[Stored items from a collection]
---+---

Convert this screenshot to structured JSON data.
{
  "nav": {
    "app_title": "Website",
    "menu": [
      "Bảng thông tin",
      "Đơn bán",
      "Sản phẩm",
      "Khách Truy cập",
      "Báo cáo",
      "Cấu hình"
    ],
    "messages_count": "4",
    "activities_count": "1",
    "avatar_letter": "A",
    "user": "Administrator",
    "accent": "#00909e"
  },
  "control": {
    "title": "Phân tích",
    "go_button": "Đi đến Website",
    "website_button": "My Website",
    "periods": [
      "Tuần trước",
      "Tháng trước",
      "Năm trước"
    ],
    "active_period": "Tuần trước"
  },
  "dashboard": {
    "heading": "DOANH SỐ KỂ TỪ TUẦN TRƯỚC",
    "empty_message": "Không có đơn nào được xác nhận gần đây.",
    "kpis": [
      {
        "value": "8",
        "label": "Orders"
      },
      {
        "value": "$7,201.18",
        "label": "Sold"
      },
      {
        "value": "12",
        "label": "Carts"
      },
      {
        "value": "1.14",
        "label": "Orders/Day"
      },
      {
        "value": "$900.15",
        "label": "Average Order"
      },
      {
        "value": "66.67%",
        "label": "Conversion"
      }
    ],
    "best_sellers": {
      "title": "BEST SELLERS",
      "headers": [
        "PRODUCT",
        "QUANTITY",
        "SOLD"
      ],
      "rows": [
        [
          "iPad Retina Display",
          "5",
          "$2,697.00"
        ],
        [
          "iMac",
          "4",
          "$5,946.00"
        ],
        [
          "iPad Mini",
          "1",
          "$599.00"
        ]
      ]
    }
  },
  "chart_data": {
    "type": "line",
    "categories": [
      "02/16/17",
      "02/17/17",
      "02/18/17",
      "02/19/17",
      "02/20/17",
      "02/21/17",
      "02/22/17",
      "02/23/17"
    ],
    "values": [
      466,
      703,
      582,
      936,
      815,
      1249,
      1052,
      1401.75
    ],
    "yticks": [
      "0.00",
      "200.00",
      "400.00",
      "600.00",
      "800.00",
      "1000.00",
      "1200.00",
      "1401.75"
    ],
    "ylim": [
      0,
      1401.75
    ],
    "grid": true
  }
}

---+---

[The task]: Of the lines above, copy each that contains "Website".

[Output below]:
    "app_title": "Website",
    "go_button": "Đi đến Website",
    "website_button": "My Website",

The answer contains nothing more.